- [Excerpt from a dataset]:
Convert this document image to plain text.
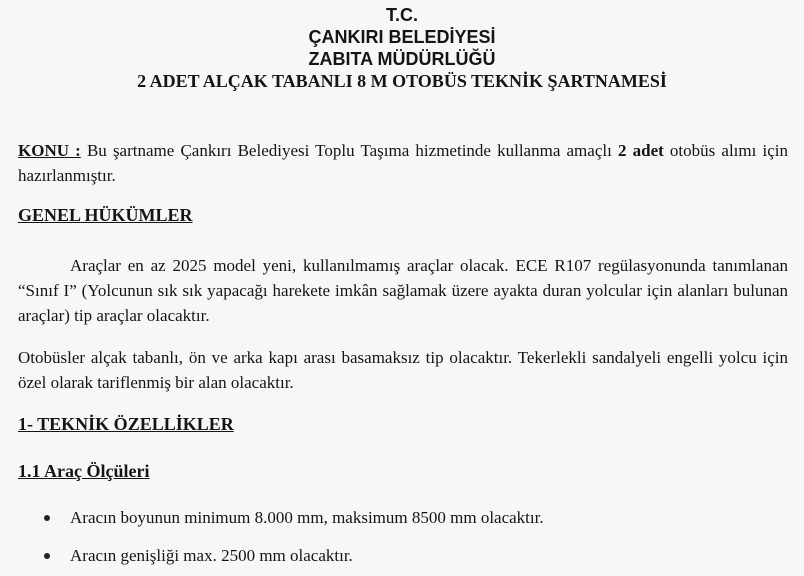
T.C.
ÇANKIRI BELEDİYESİ
ZABITA MÜDÜRLÜĞÜ
2 ADET ALÇAK TABANLI 8 M OTOBÜS TEKNİK ŞARTNAMESİ
KONU : Bu şartname Çankırı Belediyesi Toplu Taşıma hizmetinde kullanma amaçlı 2 adet otobüs alımı için hazırlanmıştır.
GENEL HÜKÜMLER
Araçlar en az 2025 model yeni, kullanılmamış araçlar olacak. ECE R107 regülasyonunda tanımlanan “Sınıf I” (Yolcunun sık sık yapacağı harekete imkân sağlamak üzere ayakta duran yolcular için alanları bulunan araçlar) tip araçlar olacaktır.
Otobüsler alçak tabanlı, ön ve arka kapı arası basamaksız tip olacaktır. Tekerlekli sandalyeli engelli yolcu için özel olarak tariflenmiş bir alan olacaktır.
1- TEKNİK ÖZELLİKLER
1.1 Araç Ölçüleri
Aracın boyunun minimum 8.000 mm, maksimum 8500 mm olacaktır.
Aracın genişliği max. 2500 mm olacaktır.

- [TASK DETAILS]: Find every line containing the word "Aracın", then give the total and nothing more.

- [COMPLETED TASK]: 2